**EXERCISE DETAILS:**
Set down every entry again word for word, please, but skip the pictures.

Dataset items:
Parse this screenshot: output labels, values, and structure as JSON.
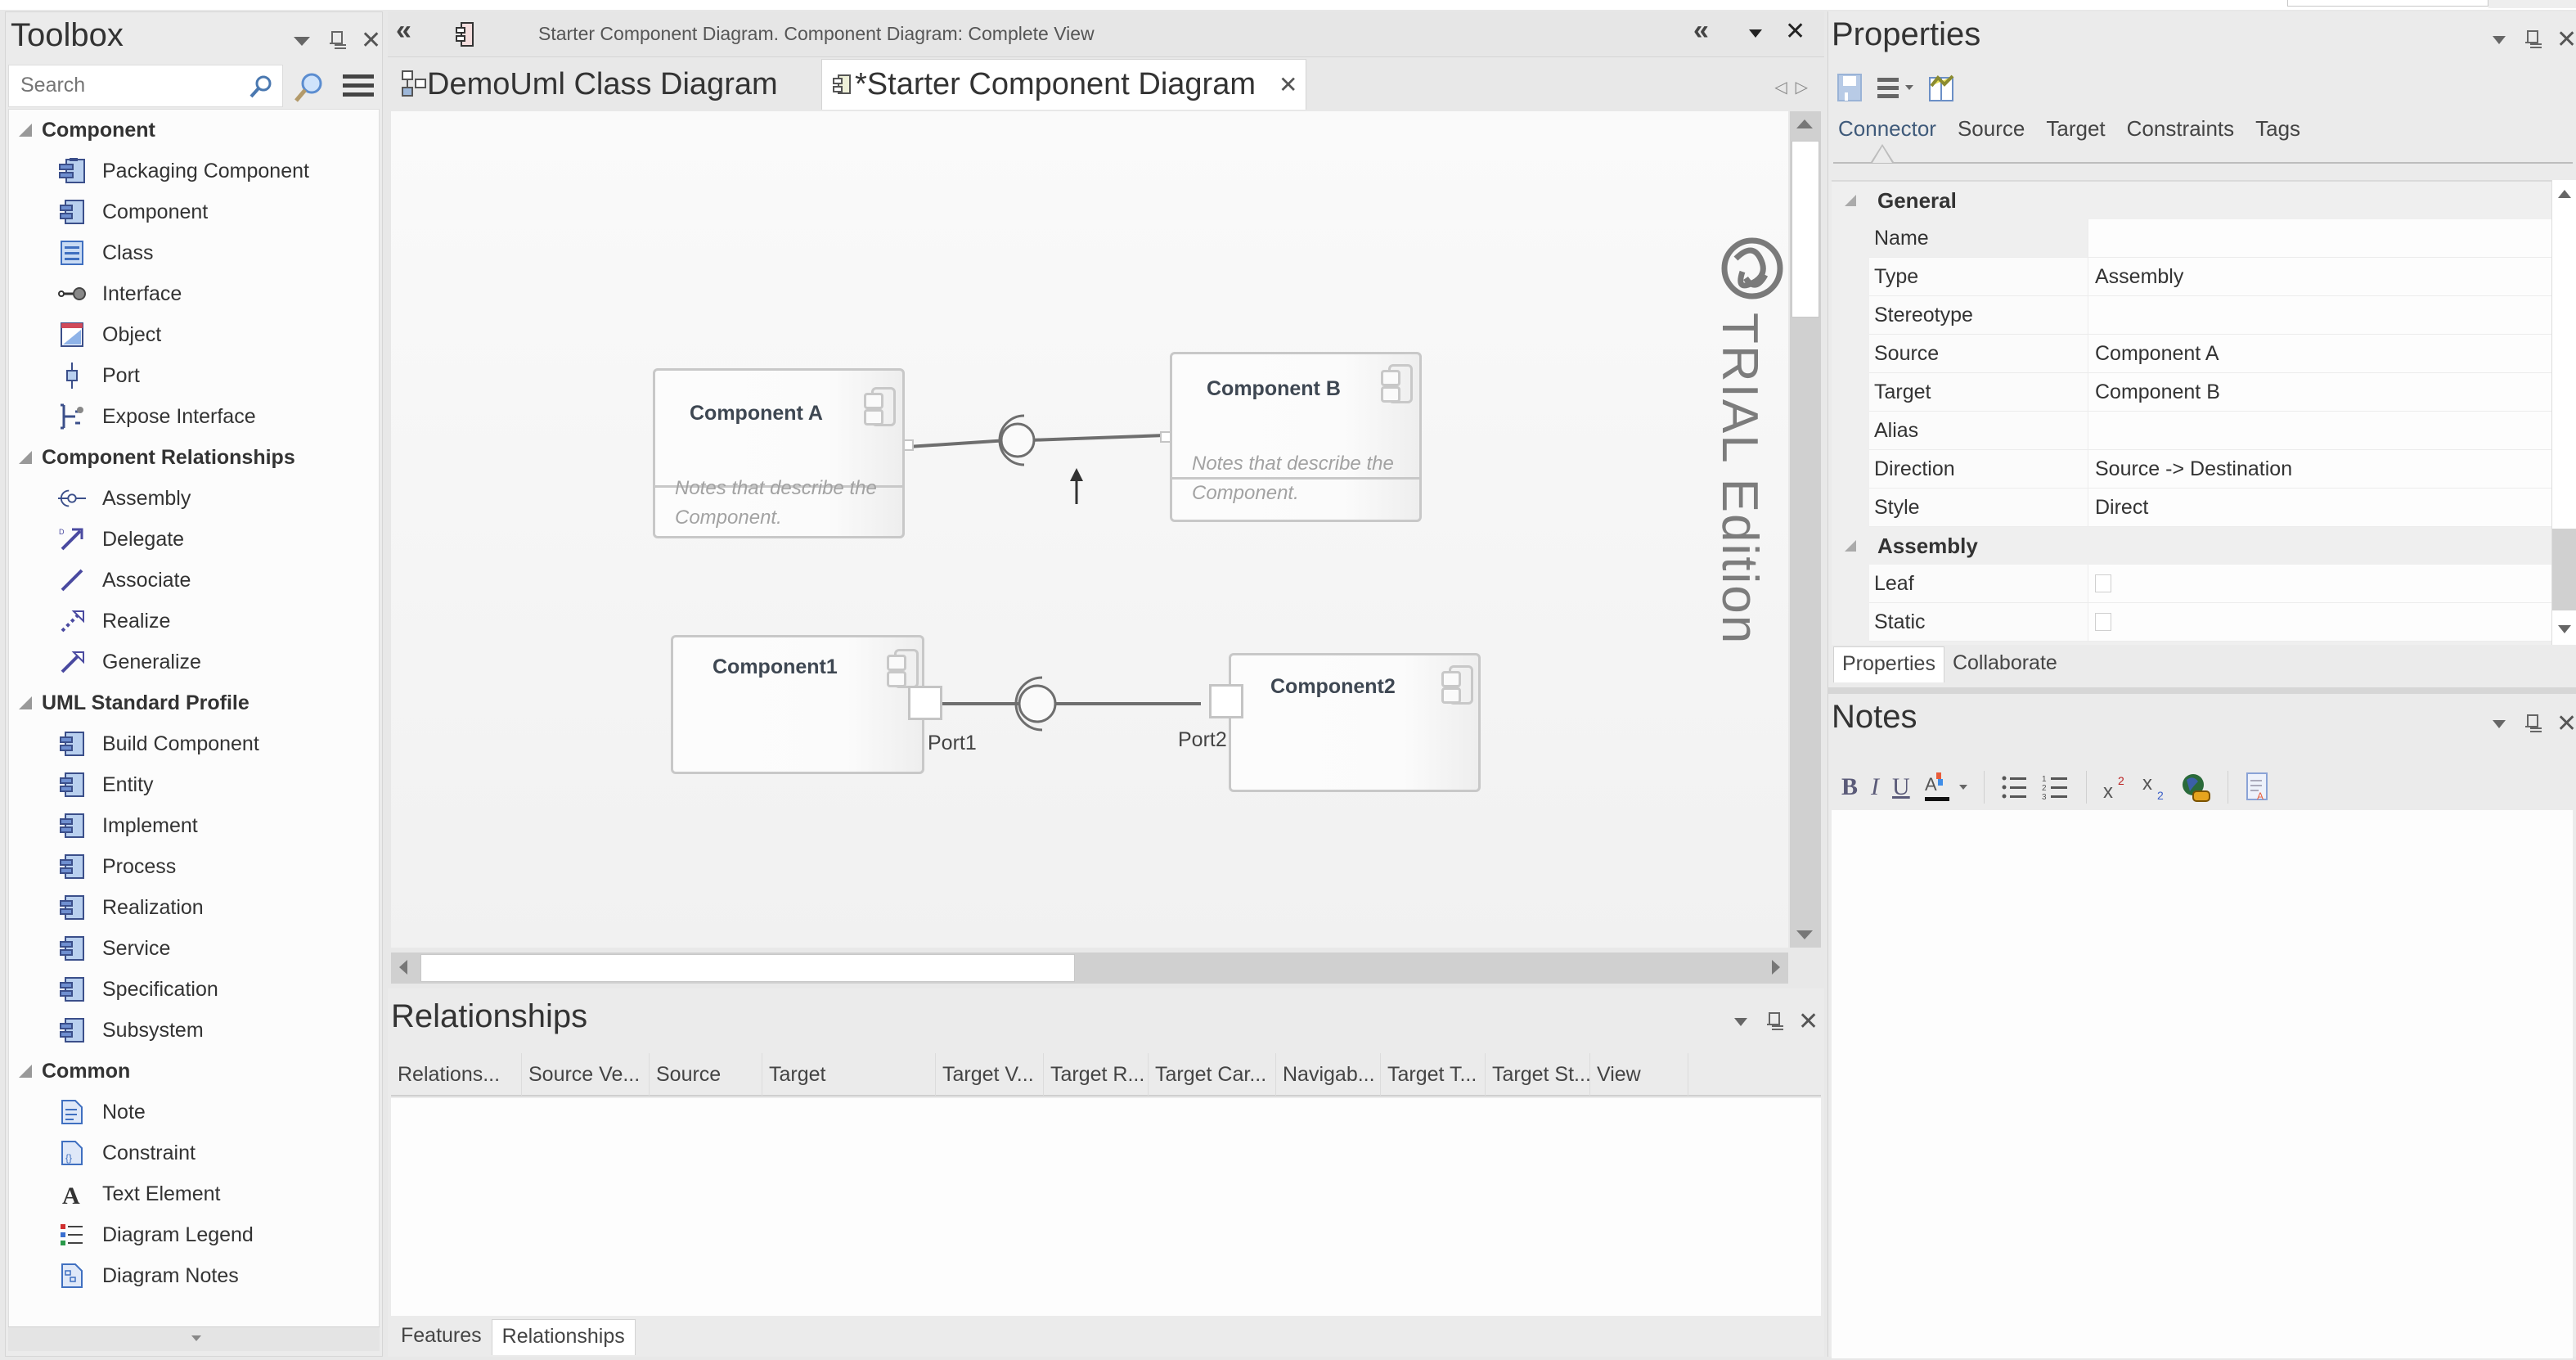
{
  "toolbox": {
    "title": "Toolbox",
    "search_placeholder": "Search",
    "groups": [
      {
        "label": "Component",
        "items": [
          {
            "label": "Packaging Component",
            "icon": "packaging-component-icon"
          },
          {
            "label": "Component",
            "icon": "component-icon"
          },
          {
            "label": "Class",
            "icon": "class-icon"
          },
          {
            "label": "Interface",
            "icon": "interface-icon"
          },
          {
            "label": "Object",
            "icon": "object-icon"
          },
          {
            "label": "Port",
            "icon": "port-icon"
          },
          {
            "label": "Expose Interface",
            "icon": "expose-interface-icon"
          }
        ]
      },
      {
        "label": "Component Relationships",
        "items": [
          {
            "label": "Assembly",
            "icon": "assembly-icon"
          },
          {
            "label": "Delegate",
            "icon": "delegate-icon"
          },
          {
            "label": "Associate",
            "icon": "associate-icon"
          },
          {
            "label": "Realize",
            "icon": "realize-icon"
          },
          {
            "label": "Generalize",
            "icon": "generalize-icon"
          }
        ]
      },
      {
        "label": "UML Standard Profile",
        "items": [
          {
            "label": "Build Component",
            "icon": "component-icon"
          },
          {
            "label": "Entity",
            "icon": "component-icon"
          },
          {
            "label": "Implement",
            "icon": "component-icon"
          },
          {
            "label": "Process",
            "icon": "component-icon"
          },
          {
            "label": "Realization",
            "icon": "component-icon"
          },
          {
            "label": "Service",
            "icon": "component-icon"
          },
          {
            "label": "Specification",
            "icon": "component-icon"
          },
          {
            "label": "Subsystem",
            "icon": "component-icon"
          }
        ]
      },
      {
        "label": "Common",
        "items": [
          {
            "label": "Note",
            "icon": "note-icon"
          },
          {
            "label": "Constraint",
            "icon": "constraint-icon"
          },
          {
            "label": "Text Element",
            "icon": "text-element-icon"
          },
          {
            "label": "Diagram Legend",
            "icon": "diagram-legend-icon"
          },
          {
            "label": "Diagram Notes",
            "icon": "diagram-notes-icon"
          }
        ]
      }
    ]
  },
  "diagram": {
    "breadcrumb": "Starter Component Diagram.  Component Diagram: Complete View",
    "tabs": [
      {
        "label": "DemoUml Class Diagram",
        "active": false
      },
      {
        "label": "*Starter Component Diagram",
        "active": true
      }
    ],
    "watermark": "TRIAL Edition",
    "components": [
      {
        "name": "Component A",
        "notes": "Notes that describe the Component."
      },
      {
        "name": "Component B",
        "notes": "Notes that describe the Component."
      },
      {
        "name": "Component1",
        "notes": ""
      },
      {
        "name": "Component2",
        "notes": ""
      }
    ],
    "ports": [
      "Port1",
      "Port2"
    ]
  },
  "relationships": {
    "title": "Relationships",
    "columns": [
      "Relations...",
      "Source Ve...",
      "Source",
      "Target",
      "Target V...",
      "Target R...",
      "Target Car...",
      "Navigab...",
      "Target T...",
      "Target St...",
      "View"
    ],
    "rows": [],
    "bottom_tabs": [
      {
        "label": "Features",
        "active": false
      },
      {
        "label": "Relationships",
        "active": true
      }
    ]
  },
  "properties": {
    "title": "Properties",
    "tabs": [
      {
        "label": "Connector",
        "active": true
      },
      {
        "label": "Source",
        "active": false
      },
      {
        "label": "Target",
        "active": false
      },
      {
        "label": "Constraints",
        "active": false
      },
      {
        "label": "Tags",
        "active": false
      }
    ],
    "general_label": "General",
    "general": [
      {
        "key": "Name",
        "value": ""
      },
      {
        "key": "Type",
        "value": "Assembly"
      },
      {
        "key": "Stereotype",
        "value": ""
      },
      {
        "key": "Source",
        "value": "Component A"
      },
      {
        "key": "Target",
        "value": "Component B"
      },
      {
        "key": "Alias",
        "value": ""
      },
      {
        "key": "Direction",
        "value": "Source -> Destination"
      },
      {
        "key": "Style",
        "value": "Direct"
      }
    ],
    "assembly_label": "Assembly",
    "assembly": [
      {
        "key": "Leaf",
        "checked": false
      },
      {
        "key": "Static",
        "checked": false
      }
    ],
    "bottom_tabs": [
      {
        "label": "Properties",
        "active": true
      },
      {
        "label": "Collaborate",
        "active": false
      }
    ]
  },
  "notes": {
    "title": "Notes",
    "toolbar": [
      "B",
      "I",
      "U"
    ],
    "content": ""
  }
}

**FULL OUTPUT:**
Parse this screenshot: output labels, values, and structure as JSON.
{
  "toolbox": {
    "title": "Toolbox",
    "search_placeholder": "Search",
    "groups": [
      {
        "label": "Component",
        "items": [
          {
            "label": "Packaging Component",
            "icon": "packaging-component-icon"
          },
          {
            "label": "Component",
            "icon": "component-icon"
          },
          {
            "label": "Class",
            "icon": "class-icon"
          },
          {
            "label": "Interface",
            "icon": "interface-icon"
          },
          {
            "label": "Object",
            "icon": "object-icon"
          },
          {
            "label": "Port",
            "icon": "port-icon"
          },
          {
            "label": "Expose Interface",
            "icon": "expose-interface-icon"
          }
        ]
      },
      {
        "label": "Component Relationships",
        "items": [
          {
            "label": "Assembly",
            "icon": "assembly-icon"
          },
          {
            "label": "Delegate",
            "icon": "delegate-icon"
          },
          {
            "label": "Associate",
            "icon": "associate-icon"
          },
          {
            "label": "Realize",
            "icon": "realize-icon"
          },
          {
            "label": "Generalize",
            "icon": "generalize-icon"
          }
        ]
      },
      {
        "label": "UML Standard Profile",
        "items": [
          {
            "label": "Build Component",
            "icon": "component-icon"
          },
          {
            "label": "Entity",
            "icon": "component-icon"
          },
          {
            "label": "Implement",
            "icon": "component-icon"
          },
          {
            "label": "Process",
            "icon": "component-icon"
          },
          {
            "label": "Realization",
            "icon": "component-icon"
          },
          {
            "label": "Service",
            "icon": "component-icon"
          },
          {
            "label": "Specification",
            "icon": "component-icon"
          },
          {
            "label": "Subsystem",
            "icon": "component-icon"
          }
        ]
      },
      {
        "label": "Common",
        "items": [
          {
            "label": "Note",
            "icon": "note-icon"
          },
          {
            "label": "Constraint",
            "icon": "constraint-icon"
          },
          {
            "label": "Text Element",
            "icon": "text-element-icon"
          },
          {
            "label": "Diagram Legend",
            "icon": "diagram-legend-icon"
          },
          {
            "label": "Diagram Notes",
            "icon": "diagram-notes-icon"
          }
        ]
      }
    ]
  },
  "diagram": {
    "breadcrumb": "Starter Component Diagram.  Component Diagram: Complete View",
    "tabs": [
      {
        "label": "DemoUml Class Diagram",
        "active": false
      },
      {
        "label": "*Starter Component Diagram",
        "active": true
      }
    ],
    "watermark": "TRIAL Edition",
    "components": [
      {
        "name": "Component A",
        "notes": "Notes that describe the Component."
      },
      {
        "name": "Component B",
        "notes": "Notes that describe the Component."
      },
      {
        "name": "Component1",
        "notes": ""
      },
      {
        "name": "Component2",
        "notes": ""
      }
    ],
    "ports": [
      "Port1",
      "Port2"
    ]
  },
  "relationships": {
    "title": "Relationships",
    "columns": [
      "Relations...",
      "Source Ve...",
      "Source",
      "Target",
      "Target V...",
      "Target R...",
      "Target Car...",
      "Navigab...",
      "Target T...",
      "Target St...",
      "View"
    ],
    "rows": [],
    "bottom_tabs": [
      {
        "label": "Features",
        "active": false
      },
      {
        "label": "Relationships",
        "active": true
      }
    ]
  },
  "properties": {
    "title": "Properties",
    "tabs": [
      {
        "label": "Connector",
        "active": true
      },
      {
        "label": "Source",
        "active": false
      },
      {
        "label": "Target",
        "active": false
      },
      {
        "label": "Constraints",
        "active": false
      },
      {
        "label": "Tags",
        "active": false
      }
    ],
    "general_label": "General",
    "general": [
      {
        "key": "Name",
        "value": ""
      },
      {
        "key": "Type",
        "value": "Assembly"
      },
      {
        "key": "Stereotype",
        "value": ""
      },
      {
        "key": "Source",
        "value": "Component A"
      },
      {
        "key": "Target",
        "value": "Component B"
      },
      {
        "key": "Alias",
        "value": ""
      },
      {
        "key": "Direction",
        "value": "Source -> Destination"
      },
      {
        "key": "Style",
        "value": "Direct"
      }
    ],
    "assembly_label": "Assembly",
    "assembly": [
      {
        "key": "Leaf",
        "checked": false
      },
      {
        "key": "Static",
        "checked": false
      }
    ],
    "bottom_tabs": [
      {
        "label": "Properties",
        "active": true
      },
      {
        "label": "Collaborate",
        "active": false
      }
    ]
  },
  "notes": {
    "title": "Notes",
    "toolbar": [
      "B",
      "I",
      "U"
    ],
    "content": ""
  }
}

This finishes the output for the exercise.